§ **WORK TO BE COMPLETED**:
Collect every line in the records below that contains the word "content".

[Data records]
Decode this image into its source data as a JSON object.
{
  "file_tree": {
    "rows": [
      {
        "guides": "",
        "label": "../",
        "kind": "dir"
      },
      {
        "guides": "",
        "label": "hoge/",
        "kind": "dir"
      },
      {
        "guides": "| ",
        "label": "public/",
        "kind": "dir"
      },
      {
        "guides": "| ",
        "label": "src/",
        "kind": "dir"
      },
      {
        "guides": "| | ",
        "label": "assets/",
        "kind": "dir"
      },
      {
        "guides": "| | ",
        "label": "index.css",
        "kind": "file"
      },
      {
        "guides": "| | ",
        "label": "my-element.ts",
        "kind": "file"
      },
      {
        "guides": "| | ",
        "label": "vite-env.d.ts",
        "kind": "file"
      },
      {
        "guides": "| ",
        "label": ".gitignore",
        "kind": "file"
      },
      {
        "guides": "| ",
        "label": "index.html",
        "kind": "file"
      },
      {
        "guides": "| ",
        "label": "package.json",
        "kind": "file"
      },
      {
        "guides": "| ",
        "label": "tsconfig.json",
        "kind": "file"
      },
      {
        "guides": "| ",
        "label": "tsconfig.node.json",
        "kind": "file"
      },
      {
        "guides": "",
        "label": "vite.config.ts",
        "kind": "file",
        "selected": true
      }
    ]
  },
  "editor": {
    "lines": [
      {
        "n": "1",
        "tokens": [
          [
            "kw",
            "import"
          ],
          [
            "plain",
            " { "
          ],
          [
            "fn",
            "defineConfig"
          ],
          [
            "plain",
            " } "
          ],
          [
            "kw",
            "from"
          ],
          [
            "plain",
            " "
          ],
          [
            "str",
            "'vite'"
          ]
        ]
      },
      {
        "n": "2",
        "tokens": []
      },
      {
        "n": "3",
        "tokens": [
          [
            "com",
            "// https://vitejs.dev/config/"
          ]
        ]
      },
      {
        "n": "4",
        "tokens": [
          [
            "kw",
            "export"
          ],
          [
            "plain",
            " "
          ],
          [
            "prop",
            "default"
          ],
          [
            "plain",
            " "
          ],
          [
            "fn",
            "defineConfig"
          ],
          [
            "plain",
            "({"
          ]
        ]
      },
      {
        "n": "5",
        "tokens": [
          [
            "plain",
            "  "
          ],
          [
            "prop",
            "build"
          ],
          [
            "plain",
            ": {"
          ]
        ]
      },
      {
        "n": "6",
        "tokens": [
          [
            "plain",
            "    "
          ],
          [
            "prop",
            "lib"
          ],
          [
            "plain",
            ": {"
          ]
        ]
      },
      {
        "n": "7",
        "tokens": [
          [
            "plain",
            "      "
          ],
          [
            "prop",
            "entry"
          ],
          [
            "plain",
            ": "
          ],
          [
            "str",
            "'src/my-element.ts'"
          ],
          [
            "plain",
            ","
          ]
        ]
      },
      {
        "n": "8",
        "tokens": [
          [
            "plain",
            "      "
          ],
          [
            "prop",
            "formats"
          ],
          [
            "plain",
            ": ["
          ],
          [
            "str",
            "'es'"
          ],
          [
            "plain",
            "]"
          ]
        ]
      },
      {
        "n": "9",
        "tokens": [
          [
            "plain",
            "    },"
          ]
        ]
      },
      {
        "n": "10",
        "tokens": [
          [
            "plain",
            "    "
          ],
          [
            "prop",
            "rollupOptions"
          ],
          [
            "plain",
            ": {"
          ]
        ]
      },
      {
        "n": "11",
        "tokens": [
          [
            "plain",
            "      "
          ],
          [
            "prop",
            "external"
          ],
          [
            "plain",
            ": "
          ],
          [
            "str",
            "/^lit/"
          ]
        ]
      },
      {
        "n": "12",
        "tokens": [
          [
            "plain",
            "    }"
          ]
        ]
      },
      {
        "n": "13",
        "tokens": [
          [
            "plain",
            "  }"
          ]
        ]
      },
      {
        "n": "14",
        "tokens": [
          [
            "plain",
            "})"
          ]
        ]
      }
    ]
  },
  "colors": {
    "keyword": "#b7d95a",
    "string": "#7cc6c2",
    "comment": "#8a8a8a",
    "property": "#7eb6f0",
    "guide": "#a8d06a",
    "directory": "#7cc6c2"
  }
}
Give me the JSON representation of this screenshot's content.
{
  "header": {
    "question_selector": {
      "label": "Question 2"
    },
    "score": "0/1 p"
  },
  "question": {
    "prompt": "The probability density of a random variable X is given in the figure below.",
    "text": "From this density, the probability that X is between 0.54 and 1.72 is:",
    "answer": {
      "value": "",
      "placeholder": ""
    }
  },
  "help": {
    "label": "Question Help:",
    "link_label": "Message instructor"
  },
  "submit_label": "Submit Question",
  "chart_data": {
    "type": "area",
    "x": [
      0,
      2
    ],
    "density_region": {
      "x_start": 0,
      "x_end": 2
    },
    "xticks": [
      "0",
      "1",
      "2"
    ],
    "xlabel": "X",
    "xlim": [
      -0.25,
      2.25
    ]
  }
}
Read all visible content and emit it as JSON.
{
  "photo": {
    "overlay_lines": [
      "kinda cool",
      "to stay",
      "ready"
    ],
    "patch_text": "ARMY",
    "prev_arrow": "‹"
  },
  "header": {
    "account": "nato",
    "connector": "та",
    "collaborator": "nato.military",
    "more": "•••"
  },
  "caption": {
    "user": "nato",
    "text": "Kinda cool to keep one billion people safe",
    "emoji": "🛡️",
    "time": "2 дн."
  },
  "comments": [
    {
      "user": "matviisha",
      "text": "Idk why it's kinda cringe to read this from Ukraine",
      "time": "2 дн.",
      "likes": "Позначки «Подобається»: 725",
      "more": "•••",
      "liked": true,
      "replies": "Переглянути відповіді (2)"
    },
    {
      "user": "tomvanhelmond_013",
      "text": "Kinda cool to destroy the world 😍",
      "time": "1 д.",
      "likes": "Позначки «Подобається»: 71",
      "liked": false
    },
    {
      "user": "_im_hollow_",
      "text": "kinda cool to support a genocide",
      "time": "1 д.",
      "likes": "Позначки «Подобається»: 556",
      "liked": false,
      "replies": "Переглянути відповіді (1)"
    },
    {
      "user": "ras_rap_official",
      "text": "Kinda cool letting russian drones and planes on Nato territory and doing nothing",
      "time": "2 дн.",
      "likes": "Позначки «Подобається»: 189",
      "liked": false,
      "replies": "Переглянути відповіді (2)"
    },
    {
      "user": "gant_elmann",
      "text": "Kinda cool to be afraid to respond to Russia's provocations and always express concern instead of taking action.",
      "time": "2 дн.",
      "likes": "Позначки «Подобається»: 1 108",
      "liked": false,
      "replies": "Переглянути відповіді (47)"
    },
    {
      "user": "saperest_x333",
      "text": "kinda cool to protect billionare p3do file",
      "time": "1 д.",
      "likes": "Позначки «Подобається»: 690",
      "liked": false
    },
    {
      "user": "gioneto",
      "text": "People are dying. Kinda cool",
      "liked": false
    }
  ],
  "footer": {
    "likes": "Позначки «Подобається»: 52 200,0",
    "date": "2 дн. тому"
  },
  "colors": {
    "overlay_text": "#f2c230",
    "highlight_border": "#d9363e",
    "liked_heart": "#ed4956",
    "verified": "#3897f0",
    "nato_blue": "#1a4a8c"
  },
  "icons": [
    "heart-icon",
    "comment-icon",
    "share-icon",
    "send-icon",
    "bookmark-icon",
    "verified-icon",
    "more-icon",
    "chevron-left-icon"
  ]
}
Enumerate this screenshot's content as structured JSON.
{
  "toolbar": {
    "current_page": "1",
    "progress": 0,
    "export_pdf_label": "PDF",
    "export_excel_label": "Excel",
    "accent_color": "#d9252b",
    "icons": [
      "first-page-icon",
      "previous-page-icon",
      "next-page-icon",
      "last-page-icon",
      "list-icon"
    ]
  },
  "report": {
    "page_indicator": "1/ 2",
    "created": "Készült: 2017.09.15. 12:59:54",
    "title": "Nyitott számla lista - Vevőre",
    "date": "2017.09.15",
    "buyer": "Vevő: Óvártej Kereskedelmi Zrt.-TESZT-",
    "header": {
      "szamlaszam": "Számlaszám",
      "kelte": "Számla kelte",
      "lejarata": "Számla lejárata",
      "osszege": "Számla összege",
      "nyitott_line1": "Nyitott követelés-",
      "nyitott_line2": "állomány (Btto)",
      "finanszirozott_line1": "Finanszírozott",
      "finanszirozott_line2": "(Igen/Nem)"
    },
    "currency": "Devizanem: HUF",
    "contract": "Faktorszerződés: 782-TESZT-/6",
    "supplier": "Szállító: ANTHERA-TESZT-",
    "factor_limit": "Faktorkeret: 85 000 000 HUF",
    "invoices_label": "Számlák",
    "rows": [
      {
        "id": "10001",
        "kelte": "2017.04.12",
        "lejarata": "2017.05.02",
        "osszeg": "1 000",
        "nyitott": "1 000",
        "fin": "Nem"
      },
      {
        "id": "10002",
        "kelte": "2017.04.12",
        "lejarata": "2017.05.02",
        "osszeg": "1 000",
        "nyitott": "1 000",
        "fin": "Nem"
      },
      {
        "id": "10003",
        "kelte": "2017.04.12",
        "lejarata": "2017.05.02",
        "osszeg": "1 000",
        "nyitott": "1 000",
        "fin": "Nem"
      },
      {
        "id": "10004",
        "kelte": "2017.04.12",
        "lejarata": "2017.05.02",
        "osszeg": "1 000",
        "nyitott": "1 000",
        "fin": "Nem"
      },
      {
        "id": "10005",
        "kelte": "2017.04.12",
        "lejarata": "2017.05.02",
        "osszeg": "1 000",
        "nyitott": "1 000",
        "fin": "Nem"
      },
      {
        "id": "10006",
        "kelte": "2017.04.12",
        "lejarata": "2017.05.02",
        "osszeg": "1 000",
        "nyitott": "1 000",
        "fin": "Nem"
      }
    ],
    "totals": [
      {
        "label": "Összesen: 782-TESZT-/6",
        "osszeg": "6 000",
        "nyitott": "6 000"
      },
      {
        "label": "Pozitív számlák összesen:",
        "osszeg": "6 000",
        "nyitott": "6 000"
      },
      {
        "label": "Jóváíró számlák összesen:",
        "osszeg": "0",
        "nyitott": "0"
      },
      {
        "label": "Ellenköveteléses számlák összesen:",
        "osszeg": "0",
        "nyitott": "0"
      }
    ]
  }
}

§ **SOLUTION TO THIS EXERCISE**:
Give me the JSON representation of this screenshot's content.
Read all visible content and emit it as JSON.
Enumerate this screenshot's content as structured JSON.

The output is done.